• [What is expected] Search the records for the word "screenshot" and report each line that has it.
>>>>
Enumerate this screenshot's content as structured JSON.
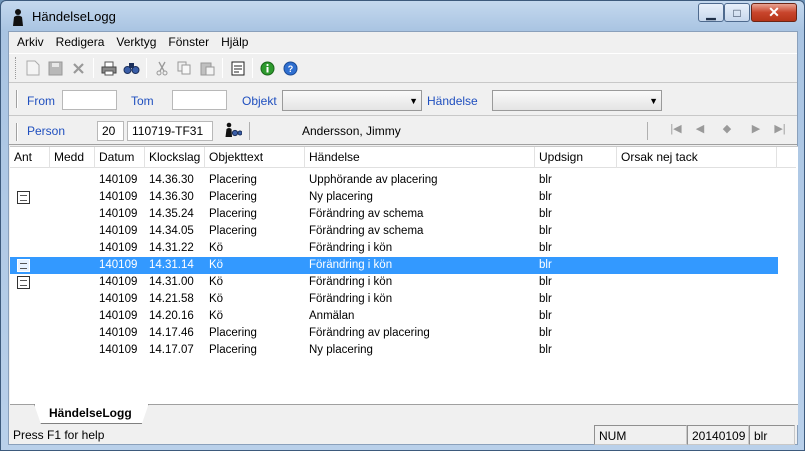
{
  "window": {
    "title": "HändelseLogg"
  },
  "menu": [
    "Arkiv",
    "Redigera",
    "Verktyg",
    "Fönster",
    "Hjälp"
  ],
  "toolbar": {
    "icons": [
      "new-icon",
      "save-icon",
      "delete-icon",
      "print-icon",
      "find-icon",
      "cut-icon",
      "copy-icon",
      "paste-icon",
      "note-icon",
      "info-icon",
      "help-icon"
    ]
  },
  "filters": {
    "from_label": "From",
    "from_value": "",
    "tom_label": "Tom",
    "tom_value": "",
    "objekt_label": "Objekt",
    "objekt_value": "",
    "handelse_label": "Händelse",
    "handelse_value": ""
  },
  "person": {
    "label": "Person",
    "id_prefix": "20",
    "id": "110719-TF31",
    "name": "Andersson, Jimmy"
  },
  "table": {
    "columns": [
      "Ant",
      "Medd",
      "Datum",
      "Klockslag",
      "Objekttext",
      "Händelse",
      "Updsign",
      "Orsak nej tack"
    ],
    "rows": [
      {
        "ant": false,
        "datum": "140109",
        "klockslag": "14.36.30",
        "objekttext": "Placering",
        "handelse": "Upphörande av placering",
        "updsign": "blr",
        "selected": false
      },
      {
        "ant": true,
        "datum": "140109",
        "klockslag": "14.36.30",
        "objekttext": "Placering",
        "handelse": "Ny placering",
        "updsign": "blr",
        "selected": false
      },
      {
        "ant": false,
        "datum": "140109",
        "klockslag": "14.35.24",
        "objekttext": "Placering",
        "handelse": "Förändring av schema",
        "updsign": "blr",
        "selected": false
      },
      {
        "ant": false,
        "datum": "140109",
        "klockslag": "14.34.05",
        "objekttext": "Placering",
        "handelse": "Förändring av schema",
        "updsign": "blr",
        "selected": false
      },
      {
        "ant": false,
        "datum": "140109",
        "klockslag": "14.31.22",
        "objekttext": "Kö",
        "handelse": "Förändring i kön",
        "updsign": "blr",
        "selected": false
      },
      {
        "ant": true,
        "datum": "140109",
        "klockslag": "14.31.14",
        "objekttext": "Kö",
        "handelse": "Förändring i kön",
        "updsign": "blr",
        "selected": true
      },
      {
        "ant": true,
        "datum": "140109",
        "klockslag": "14.31.00",
        "objekttext": "Kö",
        "handelse": "Förändring i kön",
        "updsign": "blr",
        "selected": false
      },
      {
        "ant": false,
        "datum": "140109",
        "klockslag": "14.21.58",
        "objekttext": "Kö",
        "handelse": "Förändring i kön",
        "updsign": "blr",
        "selected": false
      },
      {
        "ant": false,
        "datum": "140109",
        "klockslag": "14.20.16",
        "objekttext": "Kö",
        "handelse": "Anmälan",
        "updsign": "blr",
        "selected": false
      },
      {
        "ant": false,
        "datum": "140109",
        "klockslag": "14.17.46",
        "objekttext": "Placering",
        "handelse": "Förändring av placering",
        "updsign": "blr",
        "selected": false
      },
      {
        "ant": false,
        "datum": "140109",
        "klockslag": "14.17.07",
        "objekttext": "Placering",
        "handelse": "Ny placering",
        "updsign": "blr",
        "selected": false
      }
    ]
  },
  "tab": {
    "label": "HändelseLogg"
  },
  "status": {
    "help": "Press F1 for help",
    "num": "NUM",
    "date": "20140109",
    "user": "blr"
  },
  "colors": {
    "selection": "#3399ff",
    "label_blue": "#1f4fbf"
  }
}
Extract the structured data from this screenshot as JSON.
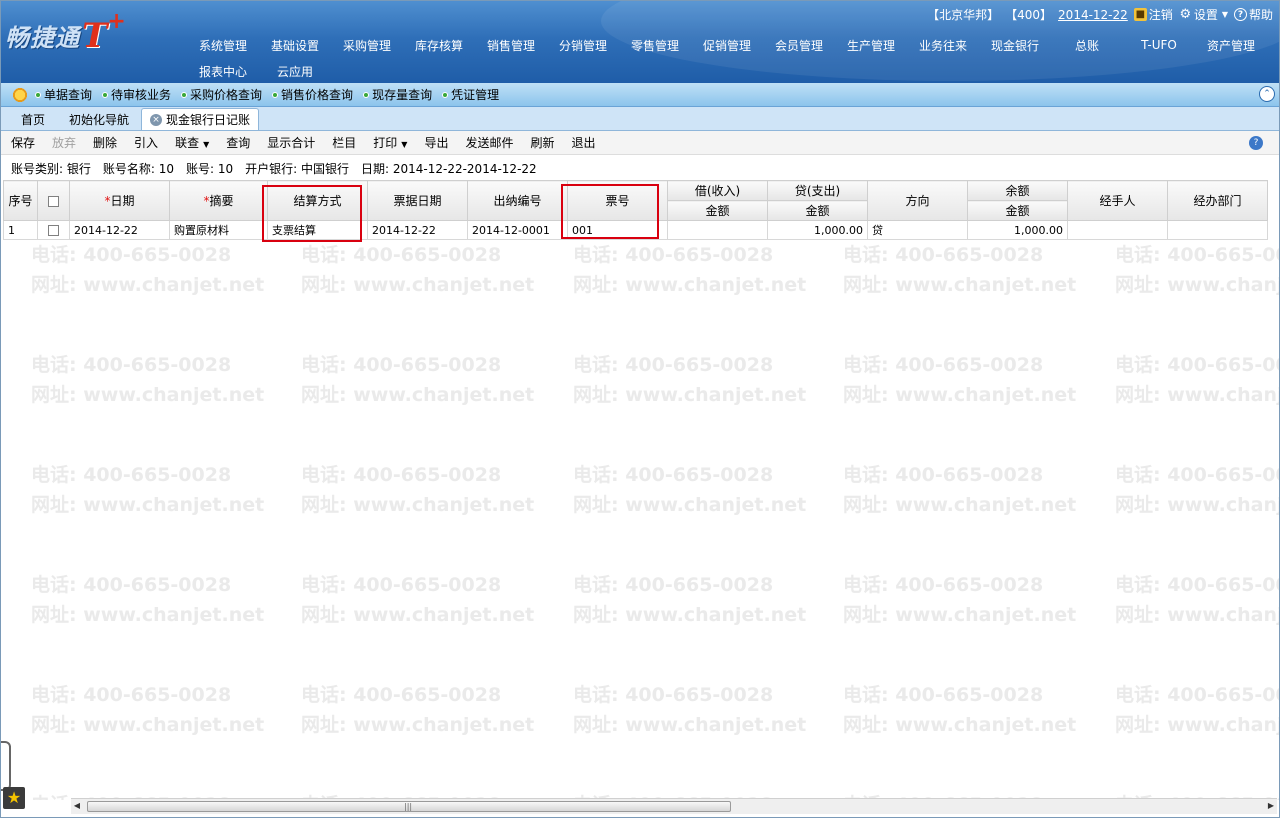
<<<<
• [Solved exercise]
Enumerate this screenshot's content as structured JSON.
Extract the structured data from this screenshot as JSON.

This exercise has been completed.